━━ PROVIDED MATERIAL ━━
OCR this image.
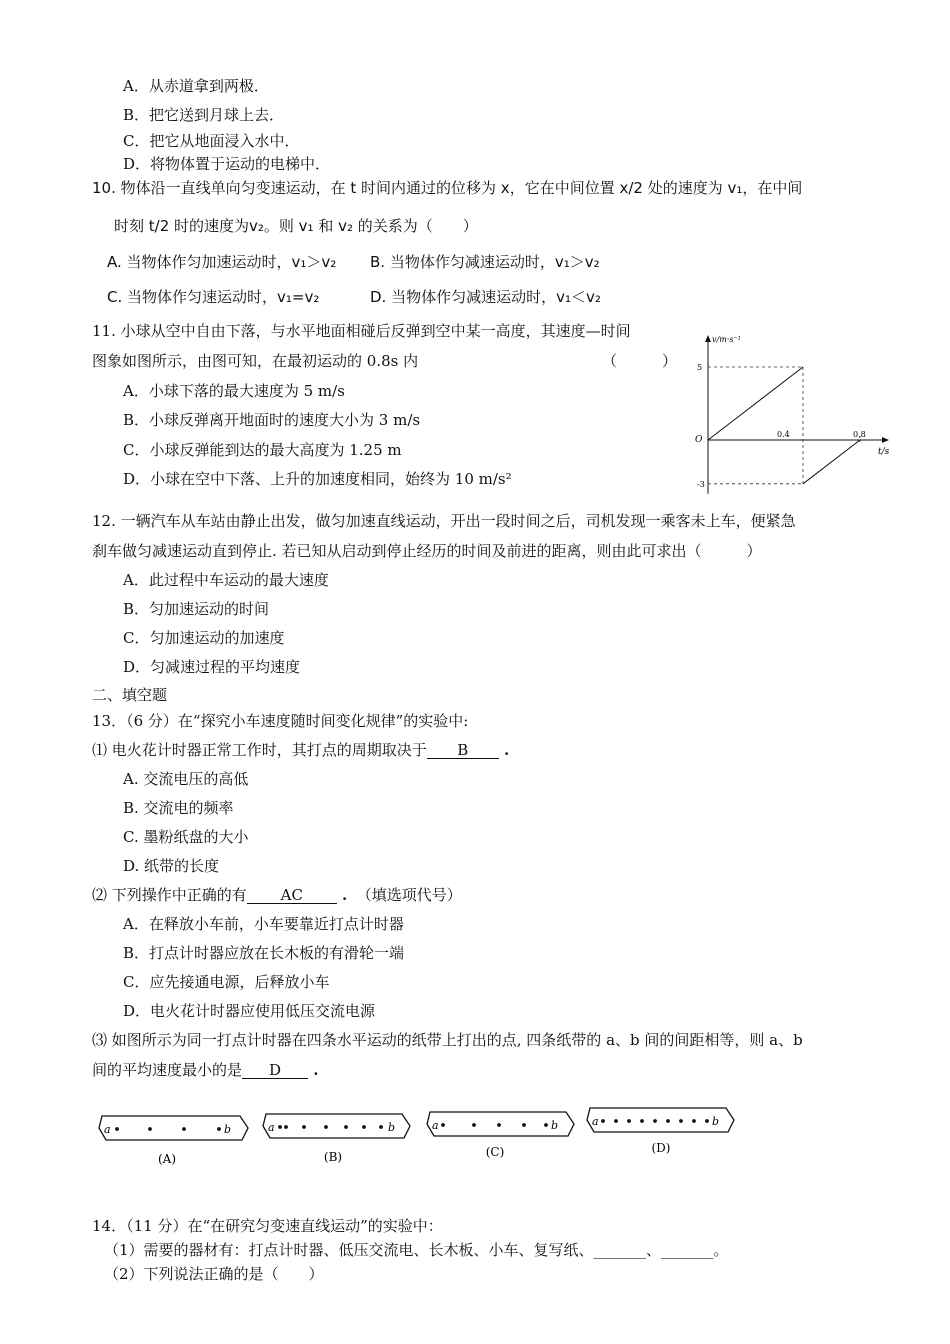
A．从赤道拿到两极．
B．把它送到月球上去．
C．把它从地面浸入水中．
D．将物体置于运动的电梯中．
10. 物体沿一直线单向匀变速运动，在 t 时间内通过的位移为 x，它在中间位置 x/2 处的速度为 v₁，在中间
时刻 t/2 时的速度为v₂。则 v₁ 和 v₂ 的关系为（　　）
A. 当物体作匀加速运动时，v₁＞v₂ B. 当物体作匀减速运动时，v₁＞v₂
C. 当物体作匀速运动时，v₁=v₂	D. 当物体作匀减速运动时，v₁＜v₂
11. 小球从空中自由下落，与水平地面相碰后反弹到空中某一高度，其速度—时间
图象如图所示，由图可知，在最初运动的 0.8s 内	（　　　）
A．小球下落的最大速度为 5 m/s
B．小球反弹离开地面时的速度大小为 3 m/s
C．小球反弹能到达的最大高度为 1.25 m
D．小球在空中下落、上升的加速度相同，始终为 10 m/s²
v/m·s⁻¹
t/s
O
5
-3
0.4	0.8
12. 一辆汽车从车站由静止出发，做匀加速直线运动，开出一段时间之后，司机发现一乘客未上车，便紧急
刹车做匀减速运动直到停止. 若已知从启动到停止经历的时间及前进的距离，则由此可求出（　　　）
A．此过程中车运动的最大速度
B．匀加速运动的时间
C．匀加速运动的加速度
D．匀减速过程的平均速度
二、填空题
13．（6 分）在“探究小车速度随时间变化规律”的实验中:
⑴ 电火花计时器正常工作时，其打点的周期取决于 B .
A. 交流电压的高低
B. 交流电的频率
C. 墨粉纸盘的大小
D. 纸带的长度
⑵ 下列操作中正确的有 AC . （填选项代号）
A．在释放小车前，小车要靠近打点计时器
B．打点计时器应放在长木板的有滑轮一端
C．应先接通电源，后释放小车
D．电火花计时器应使用低压交流电源
⑶ 如图所示为同一打点计时器在四条水平运动的纸带上打出的点, 四条纸带的 a、b 间的间距相等，则 a、b
间的平均速度最小的是 D .
a	b
(A)
a	b
(B)
a	b
(C)
a	b
(D)
14．（11 分）在“在研究匀变速直线运动”的实验中：
（1）需要的器材有：打点计时器、低压交流电、长木板、小车、复写纸、_______、_______。
（2）下列说法正确的是（　　）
━━━
*EXERCISE GOAL*: Copy out all the data without changing anything, and drop the pictures.

*PROBLEM SOLUTION*:
OCR this image.
A．从赤道拿到两极．
B．把它送到月球上去．
C．把它从地面浸入水中．
D．将物体置于运动的电梯中．
10. 物体沿一直线单向匀变速运动，在 t 时间内通过的位移为 x，它在中间位置 x/2 处的速度为 v₁，在中间
时刻 t/2 时的速度为v₂。则 v₁ 和 v₂ 的关系为（　　）
A. 当物体作匀加速运动时，v₁＞v₂ B. 当物体作匀减速运动时，v₁＞v₂
C. 当物体作匀速运动时，v₁=v₂	D. 当物体作匀减速运动时，v₁＜v₂
11. 小球从空中自由下落，与水平地面相碰后反弹到空中某一高度，其速度—时间
图象如图所示，由图可知，在最初运动的 0.8s 内	（　　　）
A．小球下落的最大速度为 5 m/s
B．小球反弹离开地面时的速度大小为 3 m/s
C．小球反弹能到达的最大高度为 1.25 m
D．小球在空中下落、上升的加速度相同，始终为 10 m/s²
v/m·s⁻¹
t/s
O
5
-3
0.4	0.8
12. 一辆汽车从车站由静止出发，做匀加速直线运动，开出一段时间之后，司机发现一乘客未上车，便紧急
刹车做匀减速运动直到停止. 若已知从启动到停止经历的时间及前进的距离，则由此可求出（　　　）
A．此过程中车运动的最大速度
B．匀加速运动的时间
C．匀加速运动的加速度
D．匀减速过程的平均速度
二、填空题
13．（6 分）在“探究小车速度随时间变化规律”的实验中:
⑴ 电火花计时器正常工作时，其打点的周期取决于 B .
A. 交流电压的高低
B. 交流电的频率
C. 墨粉纸盘的大小
D. 纸带的长度
⑵ 下列操作中正确的有 AC . （填选项代号）
A．在释放小车前，小车要靠近打点计时器
B．打点计时器应放在长木板的有滑轮一端
C．应先接通电源，后释放小车
D．电火花计时器应使用低压交流电源
⑶ 如图所示为同一打点计时器在四条水平运动的纸带上打出的点, 四条纸带的 a、b 间的间距相等，则 a、b
间的平均速度最小的是 D .
a	b
(A)
a	b
(B)
a	b
(C)
a	b
(D)
14．（11 分）在“在研究匀变速直线运动”的实验中：
（1）需要的器材有：打点计时器、低压交流电、长木板、小车、复写纸、_______、_______。
（2）下列说法正确的是（　　）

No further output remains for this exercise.